▶ [TASK OBJECTIVE]
Produce an exact copy of all the records.

▶ [DATA IN THIS EXERCISE]
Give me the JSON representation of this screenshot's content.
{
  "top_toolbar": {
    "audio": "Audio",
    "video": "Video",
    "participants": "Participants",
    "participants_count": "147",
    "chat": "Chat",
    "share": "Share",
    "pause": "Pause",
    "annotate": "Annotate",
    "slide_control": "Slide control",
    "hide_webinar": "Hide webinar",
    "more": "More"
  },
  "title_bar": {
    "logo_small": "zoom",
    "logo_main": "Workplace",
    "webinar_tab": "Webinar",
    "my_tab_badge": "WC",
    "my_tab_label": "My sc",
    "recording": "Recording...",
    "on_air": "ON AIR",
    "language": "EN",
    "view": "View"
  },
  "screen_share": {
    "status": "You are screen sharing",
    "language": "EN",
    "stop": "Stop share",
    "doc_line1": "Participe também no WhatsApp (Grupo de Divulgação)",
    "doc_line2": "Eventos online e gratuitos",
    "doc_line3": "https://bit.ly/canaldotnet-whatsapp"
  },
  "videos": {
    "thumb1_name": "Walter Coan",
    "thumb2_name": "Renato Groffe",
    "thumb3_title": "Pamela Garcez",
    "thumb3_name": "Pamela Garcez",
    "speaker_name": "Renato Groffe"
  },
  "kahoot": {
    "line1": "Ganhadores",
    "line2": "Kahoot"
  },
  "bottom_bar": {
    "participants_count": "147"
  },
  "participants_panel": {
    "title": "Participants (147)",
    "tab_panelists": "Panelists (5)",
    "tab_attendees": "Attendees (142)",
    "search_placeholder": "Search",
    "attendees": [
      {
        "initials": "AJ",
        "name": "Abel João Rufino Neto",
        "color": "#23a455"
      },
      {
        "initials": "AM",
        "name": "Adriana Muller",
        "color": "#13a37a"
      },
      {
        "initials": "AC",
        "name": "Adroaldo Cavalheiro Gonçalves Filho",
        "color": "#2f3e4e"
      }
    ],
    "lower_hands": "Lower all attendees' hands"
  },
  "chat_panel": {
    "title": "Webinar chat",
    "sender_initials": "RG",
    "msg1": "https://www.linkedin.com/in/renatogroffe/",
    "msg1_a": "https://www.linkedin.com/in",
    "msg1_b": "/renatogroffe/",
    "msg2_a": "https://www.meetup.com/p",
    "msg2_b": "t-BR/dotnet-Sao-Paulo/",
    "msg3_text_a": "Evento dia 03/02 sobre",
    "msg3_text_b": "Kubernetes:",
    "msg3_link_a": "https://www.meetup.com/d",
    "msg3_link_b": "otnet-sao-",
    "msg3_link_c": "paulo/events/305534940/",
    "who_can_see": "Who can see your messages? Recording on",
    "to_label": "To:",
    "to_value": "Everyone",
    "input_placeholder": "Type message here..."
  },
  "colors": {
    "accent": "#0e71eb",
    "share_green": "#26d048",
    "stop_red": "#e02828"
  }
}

▶ [ANSWER BELOW]
Give me the JSON representation of this screenshot's content.
{
  "top_toolbar": {
    "audio": "Audio",
    "video": "Video",
    "participants": "Participants",
    "participants_count": "147",
    "chat": "Chat",
    "share": "Share",
    "pause": "Pause",
    "annotate": "Annotate",
    "slide_control": "Slide control",
    "hide_webinar": "Hide webinar",
    "more": "More"
  },
  "title_bar": {
    "logo_small": "zoom",
    "logo_main": "Workplace",
    "webinar_tab": "Webinar",
    "my_tab_badge": "WC",
    "my_tab_label": "My sc",
    "recording": "Recording...",
    "on_air": "ON AIR",
    "language": "EN",
    "view": "View"
  },
  "screen_share": {
    "status": "You are screen sharing",
    "language": "EN",
    "stop": "Stop share",
    "doc_line1": "Participe também no WhatsApp (Grupo de Divulgação)",
    "doc_line2": "Eventos online e gratuitos",
    "doc_line3": "https://bit.ly/canaldotnet-whatsapp"
  },
  "videos": {
    "thumb1_name": "Walter Coan",
    "thumb2_name": "Renato Groffe",
    "thumb3_title": "Pamela Garcez",
    "thumb3_name": "Pamela Garcez",
    "speaker_name": "Renato Groffe"
  },
  "kahoot": {
    "line1": "Ganhadores",
    "line2": "Kahoot"
  },
  "bottom_bar": {
    "participants_count": "147"
  },
  "participants_panel": {
    "title": "Participants (147)",
    "tab_panelists": "Panelists (5)",
    "tab_attendees": "Attendees (142)",
    "search_placeholder": "Search",
    "attendees": [
      {
        "initials": "AJ",
        "name": "Abel João Rufino Neto",
        "color": "#23a455"
      },
      {
        "initials": "AM",
        "name": "Adriana Muller",
        "color": "#13a37a"
      },
      {
        "initials": "AC",
        "name": "Adroaldo Cavalheiro Gonçalves Filho",
        "color": "#2f3e4e"
      }
    ],
    "lower_hands": "Lower all attendees' hands"
  },
  "chat_panel": {
    "title": "Webinar chat",
    "sender_initials": "RG",
    "msg1": "https://www.linkedin.com/in/renatogroffe/",
    "msg1_a": "https://www.linkedin.com/in",
    "msg1_b": "/renatogroffe/",
    "msg2_a": "https://www.meetup.com/p",
    "msg2_b": "t-BR/dotnet-Sao-Paulo/",
    "msg3_text_a": "Evento dia 03/02 sobre",
    "msg3_text_b": "Kubernetes:",
    "msg3_link_a": "https://www.meetup.com/d",
    "msg3_link_b": "otnet-sao-",
    "msg3_link_c": "paulo/events/305534940/",
    "who_can_see": "Who can see your messages? Recording on",
    "to_label": "To:",
    "to_value": "Everyone",
    "input_placeholder": "Type message here..."
  },
  "colors": {
    "accent": "#0e71eb",
    "share_green": "#26d048",
    "stop_red": "#e02828"
  }
}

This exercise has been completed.